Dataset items
--- --- ---

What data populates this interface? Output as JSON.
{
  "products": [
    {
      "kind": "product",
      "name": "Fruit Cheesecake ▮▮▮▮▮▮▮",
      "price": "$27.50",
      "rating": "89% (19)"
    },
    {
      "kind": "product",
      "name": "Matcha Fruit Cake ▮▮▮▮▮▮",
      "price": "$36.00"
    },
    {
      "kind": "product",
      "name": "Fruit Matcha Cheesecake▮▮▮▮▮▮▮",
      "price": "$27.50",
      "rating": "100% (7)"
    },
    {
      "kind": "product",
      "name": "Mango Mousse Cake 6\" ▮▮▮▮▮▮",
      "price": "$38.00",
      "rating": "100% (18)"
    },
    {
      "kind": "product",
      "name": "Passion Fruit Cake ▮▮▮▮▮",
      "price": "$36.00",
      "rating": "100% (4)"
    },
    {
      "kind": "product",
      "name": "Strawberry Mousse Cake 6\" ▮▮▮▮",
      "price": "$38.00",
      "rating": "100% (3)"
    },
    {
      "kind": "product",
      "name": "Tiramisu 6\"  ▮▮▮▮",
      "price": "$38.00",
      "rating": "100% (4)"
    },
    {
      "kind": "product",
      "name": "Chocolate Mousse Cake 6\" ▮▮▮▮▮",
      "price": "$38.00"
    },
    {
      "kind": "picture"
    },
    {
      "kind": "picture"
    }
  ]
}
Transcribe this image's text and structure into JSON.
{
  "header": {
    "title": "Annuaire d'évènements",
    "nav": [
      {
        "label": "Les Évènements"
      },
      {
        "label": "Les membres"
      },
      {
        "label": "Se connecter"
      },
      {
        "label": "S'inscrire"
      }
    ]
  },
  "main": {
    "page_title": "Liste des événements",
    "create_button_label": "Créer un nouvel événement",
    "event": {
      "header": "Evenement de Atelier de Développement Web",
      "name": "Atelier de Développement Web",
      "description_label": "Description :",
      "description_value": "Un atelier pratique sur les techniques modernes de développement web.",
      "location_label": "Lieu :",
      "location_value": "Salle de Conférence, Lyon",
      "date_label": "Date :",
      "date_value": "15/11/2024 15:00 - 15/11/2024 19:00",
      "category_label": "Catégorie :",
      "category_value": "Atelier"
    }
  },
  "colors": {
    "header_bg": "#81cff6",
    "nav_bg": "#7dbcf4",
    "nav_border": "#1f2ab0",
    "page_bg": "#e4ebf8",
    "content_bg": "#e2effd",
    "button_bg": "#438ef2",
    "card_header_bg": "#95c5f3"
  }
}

--- --- ---

Take the entries above and transcribe them exactly.

Solution for this problem>
What data populates this interface? Output as JSON.
{
  "products": [
    {
      "kind": "product",
      "name": "Fruit Cheesecake ▮▮▮▮▮▮▮",
      "price": "$27.50",
      "rating": "89% (19)"
    },
    {
      "kind": "product",
      "name": "Matcha Fruit Cake ▮▮▮▮▮▮",
      "price": "$36.00"
    },
    {
      "kind": "product",
      "name": "Fruit Matcha Cheesecake▮▮▮▮▮▮▮",
      "price": "$27.50",
      "rating": "100% (7)"
    },
    {
      "kind": "product",
      "name": "Mango Mousse Cake 6\" ▮▮▮▮▮▮",
      "price": "$38.00",
      "rating": "100% (18)"
    },
    {
      "kind": "product",
      "name": "Passion Fruit Cake ▮▮▮▮▮",
      "price": "$36.00",
      "rating": "100% (4)"
    },
    {
      "kind": "product",
      "name": "Strawberry Mousse Cake 6\" ▮▮▮▮",
      "price": "$38.00",
      "rating": "100% (3)"
    },
    {
      "kind": "product",
      "name": "Tiramisu 6\"  ▮▮▮▮",
      "price": "$38.00",
      "rating": "100% (4)"
    },
    {
      "kind": "product",
      "name": "Chocolate Mousse Cake 6\" ▮▮▮▮▮",
      "price": "$38.00"
    },
    {
      "kind": "picture"
    },
    {
      "kind": "picture"
    }
  ]
}
Transcribe this image's text and structure into JSON.
{
  "header": {
    "title": "Annuaire d'évènements",
    "nav": [
      {
        "label": "Les Évènements"
      },
      {
        "label": "Les membres"
      },
      {
        "label": "Se connecter"
      },
      {
        "label": "S'inscrire"
      }
    ]
  },
  "main": {
    "page_title": "Liste des événements",
    "create_button_label": "Créer un nouvel événement",
    "event": {
      "header": "Evenement de Atelier de Développement Web",
      "name": "Atelier de Développement Web",
      "description_label": "Description :",
      "description_value": "Un atelier pratique sur les techniques modernes de développement web.",
      "location_label": "Lieu :",
      "location_value": "Salle de Conférence, Lyon",
      "date_label": "Date :",
      "date_value": "15/11/2024 15:00 - 15/11/2024 19:00",
      "category_label": "Catégorie :",
      "category_value": "Atelier"
    }
  },
  "colors": {
    "header_bg": "#81cff6",
    "nav_bg": "#7dbcf4",
    "nav_border": "#1f2ab0",
    "page_bg": "#e4ebf8",
    "content_bg": "#e2effd",
    "button_bg": "#438ef2",
    "card_header_bg": "#95c5f3"
  }
}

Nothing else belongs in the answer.